_Directive_
Find the lines with "있습니다" in them and copy them out.

_Records to use_
## Begin

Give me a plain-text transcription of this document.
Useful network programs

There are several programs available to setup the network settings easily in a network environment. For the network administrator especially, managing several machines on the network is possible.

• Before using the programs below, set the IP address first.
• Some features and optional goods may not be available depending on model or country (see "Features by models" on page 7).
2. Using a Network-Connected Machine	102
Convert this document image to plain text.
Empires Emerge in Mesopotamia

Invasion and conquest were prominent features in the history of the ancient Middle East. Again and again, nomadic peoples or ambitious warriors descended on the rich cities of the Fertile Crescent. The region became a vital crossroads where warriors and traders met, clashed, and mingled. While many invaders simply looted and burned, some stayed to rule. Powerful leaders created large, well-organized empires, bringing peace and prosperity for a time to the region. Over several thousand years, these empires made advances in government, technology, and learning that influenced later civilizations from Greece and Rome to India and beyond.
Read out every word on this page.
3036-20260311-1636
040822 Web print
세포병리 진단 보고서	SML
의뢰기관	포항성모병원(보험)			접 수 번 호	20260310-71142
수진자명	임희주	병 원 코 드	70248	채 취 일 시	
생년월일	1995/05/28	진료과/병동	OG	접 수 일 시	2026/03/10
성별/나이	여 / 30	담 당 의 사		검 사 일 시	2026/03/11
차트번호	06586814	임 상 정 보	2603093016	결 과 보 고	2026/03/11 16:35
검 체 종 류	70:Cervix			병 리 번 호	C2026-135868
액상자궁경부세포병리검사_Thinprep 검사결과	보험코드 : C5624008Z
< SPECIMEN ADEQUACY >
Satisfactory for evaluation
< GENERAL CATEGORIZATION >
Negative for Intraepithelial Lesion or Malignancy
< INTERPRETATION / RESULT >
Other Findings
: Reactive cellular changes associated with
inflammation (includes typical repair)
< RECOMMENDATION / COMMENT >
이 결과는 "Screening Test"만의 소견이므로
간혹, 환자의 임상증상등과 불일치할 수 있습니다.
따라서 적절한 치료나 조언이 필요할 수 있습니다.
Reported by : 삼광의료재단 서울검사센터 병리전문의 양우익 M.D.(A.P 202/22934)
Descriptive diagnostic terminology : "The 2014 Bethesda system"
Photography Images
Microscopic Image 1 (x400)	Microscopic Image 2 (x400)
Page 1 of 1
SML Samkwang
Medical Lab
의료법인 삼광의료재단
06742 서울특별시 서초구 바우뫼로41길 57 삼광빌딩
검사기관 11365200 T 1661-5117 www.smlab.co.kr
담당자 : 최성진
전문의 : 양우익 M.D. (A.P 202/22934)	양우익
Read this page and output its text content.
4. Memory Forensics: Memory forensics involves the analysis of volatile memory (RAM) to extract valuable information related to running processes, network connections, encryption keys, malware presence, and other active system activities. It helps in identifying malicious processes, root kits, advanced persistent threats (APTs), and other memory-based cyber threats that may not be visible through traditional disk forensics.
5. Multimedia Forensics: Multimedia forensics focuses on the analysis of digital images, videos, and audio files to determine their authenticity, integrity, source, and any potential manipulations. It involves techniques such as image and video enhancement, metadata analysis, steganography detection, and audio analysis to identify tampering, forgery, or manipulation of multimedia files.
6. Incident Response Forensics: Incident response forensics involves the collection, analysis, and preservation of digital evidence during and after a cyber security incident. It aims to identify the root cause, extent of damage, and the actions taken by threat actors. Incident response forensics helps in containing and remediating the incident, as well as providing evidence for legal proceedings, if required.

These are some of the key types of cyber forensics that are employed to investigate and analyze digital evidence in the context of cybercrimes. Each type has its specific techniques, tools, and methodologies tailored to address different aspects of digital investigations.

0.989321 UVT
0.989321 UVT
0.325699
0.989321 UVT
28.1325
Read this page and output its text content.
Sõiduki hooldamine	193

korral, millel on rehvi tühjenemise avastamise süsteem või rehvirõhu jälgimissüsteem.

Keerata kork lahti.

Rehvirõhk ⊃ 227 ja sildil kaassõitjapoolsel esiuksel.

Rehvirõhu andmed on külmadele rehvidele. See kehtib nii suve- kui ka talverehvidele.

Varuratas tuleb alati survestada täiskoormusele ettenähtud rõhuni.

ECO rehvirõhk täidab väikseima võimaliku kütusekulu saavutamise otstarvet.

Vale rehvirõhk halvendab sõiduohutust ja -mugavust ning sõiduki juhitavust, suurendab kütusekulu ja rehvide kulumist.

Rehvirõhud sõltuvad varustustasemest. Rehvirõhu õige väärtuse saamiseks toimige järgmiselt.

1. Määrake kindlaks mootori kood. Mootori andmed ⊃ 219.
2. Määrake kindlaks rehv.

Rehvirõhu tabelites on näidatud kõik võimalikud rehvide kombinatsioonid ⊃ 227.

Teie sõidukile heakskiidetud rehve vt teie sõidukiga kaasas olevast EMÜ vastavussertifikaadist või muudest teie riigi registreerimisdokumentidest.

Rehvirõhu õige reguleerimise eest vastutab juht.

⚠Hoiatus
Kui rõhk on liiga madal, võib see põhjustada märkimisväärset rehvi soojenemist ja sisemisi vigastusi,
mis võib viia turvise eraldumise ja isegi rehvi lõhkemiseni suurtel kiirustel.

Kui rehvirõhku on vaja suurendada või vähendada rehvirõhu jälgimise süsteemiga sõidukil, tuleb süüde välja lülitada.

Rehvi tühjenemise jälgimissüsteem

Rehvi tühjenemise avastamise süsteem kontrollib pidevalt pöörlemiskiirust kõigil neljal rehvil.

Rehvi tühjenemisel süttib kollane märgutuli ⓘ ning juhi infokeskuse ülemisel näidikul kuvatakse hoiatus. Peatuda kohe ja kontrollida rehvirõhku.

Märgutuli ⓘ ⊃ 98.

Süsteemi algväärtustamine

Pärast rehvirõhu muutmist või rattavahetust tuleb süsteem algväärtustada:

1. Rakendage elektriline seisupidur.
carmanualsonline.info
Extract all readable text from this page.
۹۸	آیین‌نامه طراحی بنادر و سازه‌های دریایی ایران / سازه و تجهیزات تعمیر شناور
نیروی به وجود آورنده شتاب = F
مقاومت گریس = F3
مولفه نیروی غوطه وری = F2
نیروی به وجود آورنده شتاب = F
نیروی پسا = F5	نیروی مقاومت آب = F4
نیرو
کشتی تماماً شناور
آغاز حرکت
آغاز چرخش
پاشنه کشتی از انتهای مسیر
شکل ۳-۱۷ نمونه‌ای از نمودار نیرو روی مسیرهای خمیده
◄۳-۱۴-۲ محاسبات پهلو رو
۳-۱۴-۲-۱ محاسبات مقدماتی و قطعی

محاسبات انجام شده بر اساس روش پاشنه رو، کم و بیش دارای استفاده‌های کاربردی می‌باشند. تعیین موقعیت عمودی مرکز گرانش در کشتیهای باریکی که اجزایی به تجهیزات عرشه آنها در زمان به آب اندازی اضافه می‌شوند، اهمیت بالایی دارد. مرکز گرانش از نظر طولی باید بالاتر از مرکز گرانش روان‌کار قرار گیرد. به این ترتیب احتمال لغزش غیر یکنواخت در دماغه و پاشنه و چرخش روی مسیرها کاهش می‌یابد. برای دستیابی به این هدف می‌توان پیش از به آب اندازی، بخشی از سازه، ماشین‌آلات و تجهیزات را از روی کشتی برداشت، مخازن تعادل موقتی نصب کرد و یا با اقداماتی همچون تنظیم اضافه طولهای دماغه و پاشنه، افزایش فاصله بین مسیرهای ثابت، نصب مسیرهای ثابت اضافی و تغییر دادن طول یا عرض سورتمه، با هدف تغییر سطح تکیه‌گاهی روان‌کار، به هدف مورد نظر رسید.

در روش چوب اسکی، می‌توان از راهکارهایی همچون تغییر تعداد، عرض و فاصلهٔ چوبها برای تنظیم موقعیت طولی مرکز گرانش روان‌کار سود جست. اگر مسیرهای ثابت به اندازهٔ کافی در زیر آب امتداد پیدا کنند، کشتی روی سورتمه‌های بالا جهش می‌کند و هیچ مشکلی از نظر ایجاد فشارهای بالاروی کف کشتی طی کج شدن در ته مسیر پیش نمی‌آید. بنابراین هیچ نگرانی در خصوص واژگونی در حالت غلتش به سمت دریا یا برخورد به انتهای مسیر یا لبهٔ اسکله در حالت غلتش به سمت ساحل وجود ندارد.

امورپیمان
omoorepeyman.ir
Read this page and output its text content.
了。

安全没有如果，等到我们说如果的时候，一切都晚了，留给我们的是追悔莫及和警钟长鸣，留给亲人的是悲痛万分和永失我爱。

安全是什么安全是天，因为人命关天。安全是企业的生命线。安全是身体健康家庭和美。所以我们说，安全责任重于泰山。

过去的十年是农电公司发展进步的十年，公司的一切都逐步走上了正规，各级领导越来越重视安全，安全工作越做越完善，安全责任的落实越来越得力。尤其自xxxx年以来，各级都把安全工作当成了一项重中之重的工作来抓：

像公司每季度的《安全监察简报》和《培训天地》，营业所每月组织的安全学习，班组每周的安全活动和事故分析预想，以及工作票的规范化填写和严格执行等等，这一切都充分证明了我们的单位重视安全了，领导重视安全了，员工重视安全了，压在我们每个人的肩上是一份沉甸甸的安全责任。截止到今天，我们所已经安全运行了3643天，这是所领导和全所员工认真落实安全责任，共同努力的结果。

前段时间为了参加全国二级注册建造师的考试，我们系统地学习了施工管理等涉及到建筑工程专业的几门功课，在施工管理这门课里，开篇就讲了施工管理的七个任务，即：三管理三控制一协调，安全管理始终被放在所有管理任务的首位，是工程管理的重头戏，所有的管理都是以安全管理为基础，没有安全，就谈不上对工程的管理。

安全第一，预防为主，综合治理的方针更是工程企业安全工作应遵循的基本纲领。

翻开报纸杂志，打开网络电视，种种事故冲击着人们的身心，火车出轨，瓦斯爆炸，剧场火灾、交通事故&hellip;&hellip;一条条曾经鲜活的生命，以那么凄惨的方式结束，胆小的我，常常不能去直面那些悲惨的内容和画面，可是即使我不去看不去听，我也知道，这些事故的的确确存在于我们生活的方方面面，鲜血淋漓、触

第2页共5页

## End

_Solution below_
간혹, 환자의 임상증상등과 불일치할 수 있습니다.
따라서 적절한 치료나 조언이 필요할 수 있습니다.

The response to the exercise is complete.